[Dataset listings of figures]
========================
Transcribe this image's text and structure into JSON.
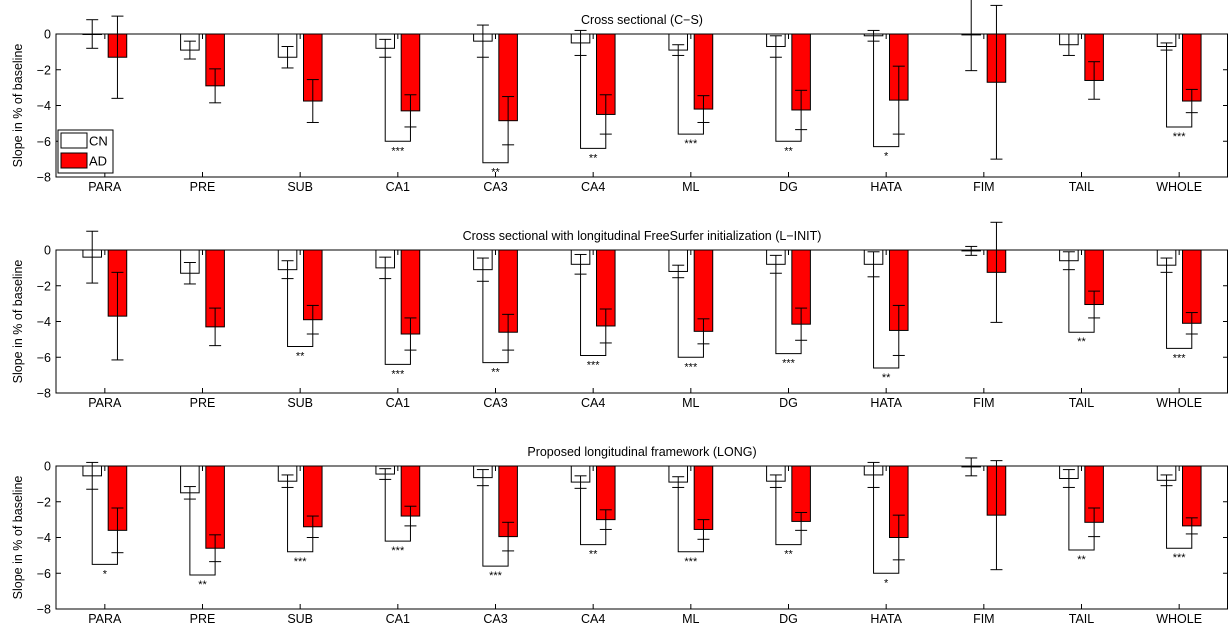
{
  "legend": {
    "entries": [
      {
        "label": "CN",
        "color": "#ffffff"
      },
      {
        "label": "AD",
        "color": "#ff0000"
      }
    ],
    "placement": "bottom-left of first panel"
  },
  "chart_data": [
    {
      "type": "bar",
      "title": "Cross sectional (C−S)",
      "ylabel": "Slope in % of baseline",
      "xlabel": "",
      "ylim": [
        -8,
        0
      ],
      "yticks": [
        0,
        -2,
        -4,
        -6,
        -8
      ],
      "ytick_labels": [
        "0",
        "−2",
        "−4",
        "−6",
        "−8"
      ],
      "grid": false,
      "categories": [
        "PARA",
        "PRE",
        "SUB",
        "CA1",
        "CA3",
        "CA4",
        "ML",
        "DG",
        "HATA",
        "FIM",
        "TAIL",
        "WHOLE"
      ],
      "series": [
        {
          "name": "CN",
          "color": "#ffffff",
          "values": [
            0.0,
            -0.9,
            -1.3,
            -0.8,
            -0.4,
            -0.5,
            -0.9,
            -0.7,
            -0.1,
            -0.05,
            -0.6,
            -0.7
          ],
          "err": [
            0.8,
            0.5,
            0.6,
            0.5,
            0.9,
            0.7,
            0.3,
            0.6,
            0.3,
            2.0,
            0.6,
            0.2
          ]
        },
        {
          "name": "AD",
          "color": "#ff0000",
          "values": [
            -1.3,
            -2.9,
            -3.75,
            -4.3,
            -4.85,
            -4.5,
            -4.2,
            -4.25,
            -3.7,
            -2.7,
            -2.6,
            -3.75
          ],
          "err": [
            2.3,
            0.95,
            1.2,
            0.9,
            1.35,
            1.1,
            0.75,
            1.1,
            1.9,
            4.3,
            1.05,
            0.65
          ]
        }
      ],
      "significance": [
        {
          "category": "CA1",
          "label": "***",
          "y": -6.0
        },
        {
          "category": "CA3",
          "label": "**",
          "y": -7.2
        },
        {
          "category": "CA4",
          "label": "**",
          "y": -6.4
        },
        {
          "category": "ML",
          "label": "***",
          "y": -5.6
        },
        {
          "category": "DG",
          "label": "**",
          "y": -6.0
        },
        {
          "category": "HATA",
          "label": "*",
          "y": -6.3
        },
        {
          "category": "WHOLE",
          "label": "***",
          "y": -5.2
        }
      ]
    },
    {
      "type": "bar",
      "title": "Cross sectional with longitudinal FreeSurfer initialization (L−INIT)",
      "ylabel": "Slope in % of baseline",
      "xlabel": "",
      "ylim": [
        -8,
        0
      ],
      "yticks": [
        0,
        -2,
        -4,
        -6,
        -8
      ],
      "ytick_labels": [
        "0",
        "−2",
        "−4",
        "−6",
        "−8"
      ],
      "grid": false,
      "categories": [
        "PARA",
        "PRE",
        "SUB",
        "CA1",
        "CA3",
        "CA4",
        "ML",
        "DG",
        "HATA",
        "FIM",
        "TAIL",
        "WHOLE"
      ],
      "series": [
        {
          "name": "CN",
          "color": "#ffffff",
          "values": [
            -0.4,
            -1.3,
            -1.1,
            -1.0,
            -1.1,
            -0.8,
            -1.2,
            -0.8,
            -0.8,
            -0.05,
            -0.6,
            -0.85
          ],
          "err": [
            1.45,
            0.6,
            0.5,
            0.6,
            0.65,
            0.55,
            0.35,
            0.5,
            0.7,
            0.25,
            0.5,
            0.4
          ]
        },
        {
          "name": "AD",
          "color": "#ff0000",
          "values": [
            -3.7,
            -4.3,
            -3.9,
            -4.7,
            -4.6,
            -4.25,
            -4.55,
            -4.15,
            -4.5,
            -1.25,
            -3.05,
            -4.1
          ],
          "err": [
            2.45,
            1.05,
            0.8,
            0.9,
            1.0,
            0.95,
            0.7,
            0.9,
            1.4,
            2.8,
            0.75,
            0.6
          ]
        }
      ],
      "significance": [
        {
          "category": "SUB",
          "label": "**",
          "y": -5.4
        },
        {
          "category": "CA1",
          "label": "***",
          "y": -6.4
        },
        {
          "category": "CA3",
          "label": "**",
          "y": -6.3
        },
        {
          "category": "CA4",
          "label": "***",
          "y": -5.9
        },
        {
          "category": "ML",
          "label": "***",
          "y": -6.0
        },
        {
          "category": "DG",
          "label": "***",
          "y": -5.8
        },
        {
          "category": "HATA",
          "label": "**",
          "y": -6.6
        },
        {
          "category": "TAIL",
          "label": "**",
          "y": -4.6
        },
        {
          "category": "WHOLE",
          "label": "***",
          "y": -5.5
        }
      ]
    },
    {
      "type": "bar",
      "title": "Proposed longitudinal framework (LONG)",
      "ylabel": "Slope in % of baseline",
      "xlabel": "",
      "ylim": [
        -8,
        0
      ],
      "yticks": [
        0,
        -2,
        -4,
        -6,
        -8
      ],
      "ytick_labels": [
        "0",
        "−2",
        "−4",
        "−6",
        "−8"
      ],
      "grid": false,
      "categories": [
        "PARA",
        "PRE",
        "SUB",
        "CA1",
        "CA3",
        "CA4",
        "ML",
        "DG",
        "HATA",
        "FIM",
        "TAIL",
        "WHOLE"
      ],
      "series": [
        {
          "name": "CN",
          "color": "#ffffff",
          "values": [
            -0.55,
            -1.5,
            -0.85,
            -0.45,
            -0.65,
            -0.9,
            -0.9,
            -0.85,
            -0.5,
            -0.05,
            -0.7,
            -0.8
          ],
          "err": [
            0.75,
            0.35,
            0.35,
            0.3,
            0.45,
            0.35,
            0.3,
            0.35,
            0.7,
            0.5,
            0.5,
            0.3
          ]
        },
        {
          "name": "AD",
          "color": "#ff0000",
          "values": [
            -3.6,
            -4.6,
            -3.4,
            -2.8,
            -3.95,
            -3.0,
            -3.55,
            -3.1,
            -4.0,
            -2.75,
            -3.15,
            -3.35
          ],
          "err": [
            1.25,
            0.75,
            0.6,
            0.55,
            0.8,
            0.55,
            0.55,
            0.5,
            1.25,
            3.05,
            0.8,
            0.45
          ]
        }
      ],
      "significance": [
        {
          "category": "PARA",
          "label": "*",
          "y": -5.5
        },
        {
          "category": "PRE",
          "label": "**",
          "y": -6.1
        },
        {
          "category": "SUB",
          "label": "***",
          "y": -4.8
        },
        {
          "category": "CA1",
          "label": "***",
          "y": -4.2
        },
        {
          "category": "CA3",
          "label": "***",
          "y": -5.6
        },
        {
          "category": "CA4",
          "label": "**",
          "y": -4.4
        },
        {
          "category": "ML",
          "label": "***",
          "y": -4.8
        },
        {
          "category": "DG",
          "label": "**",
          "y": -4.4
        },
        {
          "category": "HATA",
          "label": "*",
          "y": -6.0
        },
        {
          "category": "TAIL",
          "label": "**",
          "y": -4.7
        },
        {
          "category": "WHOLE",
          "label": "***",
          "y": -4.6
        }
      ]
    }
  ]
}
========================
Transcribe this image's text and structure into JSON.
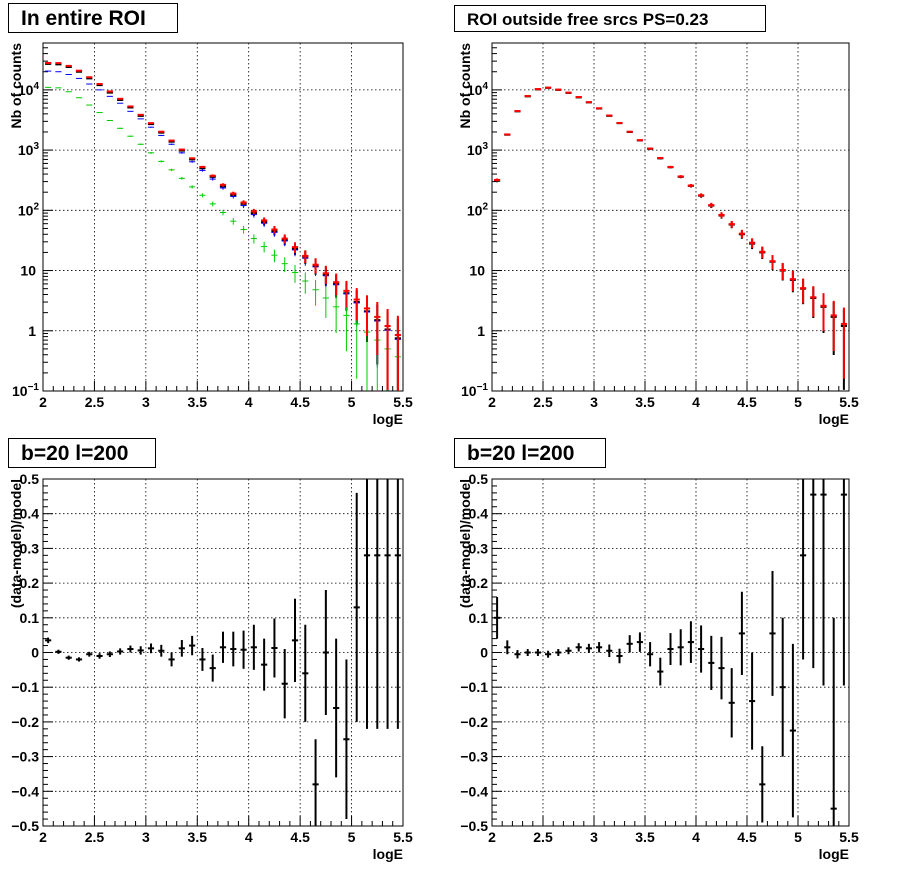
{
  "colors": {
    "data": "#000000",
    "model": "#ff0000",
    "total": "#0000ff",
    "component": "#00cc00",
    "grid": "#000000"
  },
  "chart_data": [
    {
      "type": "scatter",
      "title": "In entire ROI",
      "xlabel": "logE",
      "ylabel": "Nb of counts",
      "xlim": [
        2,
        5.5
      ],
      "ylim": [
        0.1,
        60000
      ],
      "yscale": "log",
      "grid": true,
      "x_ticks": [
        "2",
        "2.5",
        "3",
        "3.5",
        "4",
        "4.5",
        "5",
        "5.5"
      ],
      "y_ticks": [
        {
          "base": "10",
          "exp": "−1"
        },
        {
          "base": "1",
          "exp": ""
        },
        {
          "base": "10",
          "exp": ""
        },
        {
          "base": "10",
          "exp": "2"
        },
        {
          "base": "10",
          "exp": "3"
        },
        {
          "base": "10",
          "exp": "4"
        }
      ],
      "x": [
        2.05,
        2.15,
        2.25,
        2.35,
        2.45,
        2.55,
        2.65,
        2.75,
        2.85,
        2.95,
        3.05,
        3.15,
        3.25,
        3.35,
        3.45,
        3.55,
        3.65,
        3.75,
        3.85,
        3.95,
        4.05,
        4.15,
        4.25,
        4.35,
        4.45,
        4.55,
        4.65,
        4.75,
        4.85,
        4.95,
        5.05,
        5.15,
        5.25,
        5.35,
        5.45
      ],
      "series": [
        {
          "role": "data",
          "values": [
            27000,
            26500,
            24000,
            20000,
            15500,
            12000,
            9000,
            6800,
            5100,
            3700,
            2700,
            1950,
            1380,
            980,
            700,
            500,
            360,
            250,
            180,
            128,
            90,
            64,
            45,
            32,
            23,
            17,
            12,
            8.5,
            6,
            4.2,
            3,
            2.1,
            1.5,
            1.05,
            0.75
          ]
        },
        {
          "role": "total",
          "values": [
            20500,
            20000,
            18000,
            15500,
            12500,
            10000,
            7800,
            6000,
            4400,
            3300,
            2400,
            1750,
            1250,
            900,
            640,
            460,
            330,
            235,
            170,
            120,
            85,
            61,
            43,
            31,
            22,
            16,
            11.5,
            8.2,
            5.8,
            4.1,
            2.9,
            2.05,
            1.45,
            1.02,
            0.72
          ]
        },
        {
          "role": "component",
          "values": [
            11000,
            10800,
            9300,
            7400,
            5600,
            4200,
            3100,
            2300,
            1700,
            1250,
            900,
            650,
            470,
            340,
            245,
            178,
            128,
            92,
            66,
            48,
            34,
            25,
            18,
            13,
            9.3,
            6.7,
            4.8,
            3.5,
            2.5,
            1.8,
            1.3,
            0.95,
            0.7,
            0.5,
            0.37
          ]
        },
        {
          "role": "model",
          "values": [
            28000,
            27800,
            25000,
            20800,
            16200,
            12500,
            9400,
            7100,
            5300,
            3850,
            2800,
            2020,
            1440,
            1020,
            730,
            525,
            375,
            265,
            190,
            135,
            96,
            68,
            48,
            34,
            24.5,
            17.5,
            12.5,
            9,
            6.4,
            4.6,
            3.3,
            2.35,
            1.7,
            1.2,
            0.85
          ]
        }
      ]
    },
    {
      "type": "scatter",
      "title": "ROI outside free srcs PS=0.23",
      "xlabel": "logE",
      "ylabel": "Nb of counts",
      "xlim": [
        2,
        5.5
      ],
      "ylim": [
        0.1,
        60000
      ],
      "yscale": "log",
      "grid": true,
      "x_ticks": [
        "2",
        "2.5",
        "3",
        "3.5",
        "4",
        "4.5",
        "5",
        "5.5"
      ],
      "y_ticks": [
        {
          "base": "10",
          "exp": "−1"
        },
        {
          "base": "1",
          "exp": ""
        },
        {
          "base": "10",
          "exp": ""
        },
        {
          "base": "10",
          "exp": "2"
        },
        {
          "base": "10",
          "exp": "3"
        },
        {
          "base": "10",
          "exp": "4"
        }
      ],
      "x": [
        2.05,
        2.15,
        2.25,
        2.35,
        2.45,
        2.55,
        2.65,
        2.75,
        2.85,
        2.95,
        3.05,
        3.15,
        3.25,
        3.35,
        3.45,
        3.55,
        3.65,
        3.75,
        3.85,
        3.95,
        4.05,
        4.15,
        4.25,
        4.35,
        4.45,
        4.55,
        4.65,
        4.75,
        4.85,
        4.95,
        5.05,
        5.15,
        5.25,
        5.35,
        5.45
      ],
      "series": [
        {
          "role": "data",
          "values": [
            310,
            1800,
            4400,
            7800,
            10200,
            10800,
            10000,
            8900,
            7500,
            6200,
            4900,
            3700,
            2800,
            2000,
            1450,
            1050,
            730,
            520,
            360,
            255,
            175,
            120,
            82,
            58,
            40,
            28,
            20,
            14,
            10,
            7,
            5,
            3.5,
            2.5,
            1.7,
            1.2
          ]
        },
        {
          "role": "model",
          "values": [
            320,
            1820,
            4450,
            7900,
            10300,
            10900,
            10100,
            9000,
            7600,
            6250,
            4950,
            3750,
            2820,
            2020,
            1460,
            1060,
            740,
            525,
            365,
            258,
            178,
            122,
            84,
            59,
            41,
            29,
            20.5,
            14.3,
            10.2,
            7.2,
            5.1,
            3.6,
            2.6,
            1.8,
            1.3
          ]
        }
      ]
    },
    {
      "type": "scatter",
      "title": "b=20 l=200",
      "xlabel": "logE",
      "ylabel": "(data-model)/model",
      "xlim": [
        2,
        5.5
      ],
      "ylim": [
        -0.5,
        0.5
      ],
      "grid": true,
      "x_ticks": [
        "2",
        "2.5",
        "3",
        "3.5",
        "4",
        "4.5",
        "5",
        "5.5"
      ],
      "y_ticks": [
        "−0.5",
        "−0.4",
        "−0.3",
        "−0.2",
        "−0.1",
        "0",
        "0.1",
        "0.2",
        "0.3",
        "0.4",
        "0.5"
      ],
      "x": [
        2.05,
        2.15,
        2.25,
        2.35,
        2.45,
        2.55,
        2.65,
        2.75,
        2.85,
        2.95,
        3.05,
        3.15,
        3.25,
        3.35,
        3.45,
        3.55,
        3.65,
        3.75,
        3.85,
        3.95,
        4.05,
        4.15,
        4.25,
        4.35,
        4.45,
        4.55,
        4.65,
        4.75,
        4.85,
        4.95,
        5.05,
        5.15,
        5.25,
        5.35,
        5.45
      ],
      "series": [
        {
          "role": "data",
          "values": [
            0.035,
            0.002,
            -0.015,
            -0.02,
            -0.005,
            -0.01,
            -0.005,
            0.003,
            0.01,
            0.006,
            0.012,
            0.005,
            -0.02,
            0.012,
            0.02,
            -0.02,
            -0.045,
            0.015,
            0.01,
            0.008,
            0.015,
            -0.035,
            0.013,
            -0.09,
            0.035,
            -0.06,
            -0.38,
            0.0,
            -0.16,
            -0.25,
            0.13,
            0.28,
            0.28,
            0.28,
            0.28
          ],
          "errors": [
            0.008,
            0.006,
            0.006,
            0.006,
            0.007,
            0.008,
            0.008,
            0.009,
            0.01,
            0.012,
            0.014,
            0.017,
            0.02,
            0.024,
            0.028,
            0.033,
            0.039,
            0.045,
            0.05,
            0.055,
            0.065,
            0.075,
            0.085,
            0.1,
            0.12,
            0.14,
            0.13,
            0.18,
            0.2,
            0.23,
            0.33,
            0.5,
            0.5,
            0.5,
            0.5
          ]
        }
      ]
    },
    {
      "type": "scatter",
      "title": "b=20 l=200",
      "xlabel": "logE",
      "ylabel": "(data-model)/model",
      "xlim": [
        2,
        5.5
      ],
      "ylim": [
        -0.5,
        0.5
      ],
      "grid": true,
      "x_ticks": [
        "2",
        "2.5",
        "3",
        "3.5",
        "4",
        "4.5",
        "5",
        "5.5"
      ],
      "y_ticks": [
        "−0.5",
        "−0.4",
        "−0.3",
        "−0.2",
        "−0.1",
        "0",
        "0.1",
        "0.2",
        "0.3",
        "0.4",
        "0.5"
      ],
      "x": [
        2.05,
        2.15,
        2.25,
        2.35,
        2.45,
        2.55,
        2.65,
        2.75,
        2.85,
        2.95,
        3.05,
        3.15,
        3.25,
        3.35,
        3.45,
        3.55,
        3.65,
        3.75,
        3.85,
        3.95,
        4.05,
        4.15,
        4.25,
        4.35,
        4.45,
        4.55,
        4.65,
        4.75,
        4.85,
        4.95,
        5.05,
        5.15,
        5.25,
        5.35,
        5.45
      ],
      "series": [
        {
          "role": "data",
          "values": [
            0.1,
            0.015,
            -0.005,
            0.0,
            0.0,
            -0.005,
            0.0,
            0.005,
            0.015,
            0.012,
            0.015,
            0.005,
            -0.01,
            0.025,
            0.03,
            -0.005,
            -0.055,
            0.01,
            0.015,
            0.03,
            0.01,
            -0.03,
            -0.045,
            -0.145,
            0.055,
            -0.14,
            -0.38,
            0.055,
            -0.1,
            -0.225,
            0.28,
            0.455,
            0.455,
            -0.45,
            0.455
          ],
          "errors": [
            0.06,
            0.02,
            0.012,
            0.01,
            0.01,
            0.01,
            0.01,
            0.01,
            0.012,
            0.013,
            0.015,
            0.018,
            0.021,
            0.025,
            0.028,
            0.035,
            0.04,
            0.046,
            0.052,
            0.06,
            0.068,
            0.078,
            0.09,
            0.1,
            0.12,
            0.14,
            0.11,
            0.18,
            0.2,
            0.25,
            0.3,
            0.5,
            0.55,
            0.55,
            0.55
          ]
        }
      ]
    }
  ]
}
========================
Requirement
Above are the records; copy every line in them that holds the word "title".

Task result
      "title": "Cross sectional (C−S)",
      "title": "Cross sectional with longitudinal FreeSurfer initialization (L−INIT)",
      "title": "Proposed longitudinal framework (LONG)",
      "title": "In entire ROI",
      "title": "ROI outside free srcs PS=0.23",
      "title": "b=20 l=200",
      "title": "b=20 l=200",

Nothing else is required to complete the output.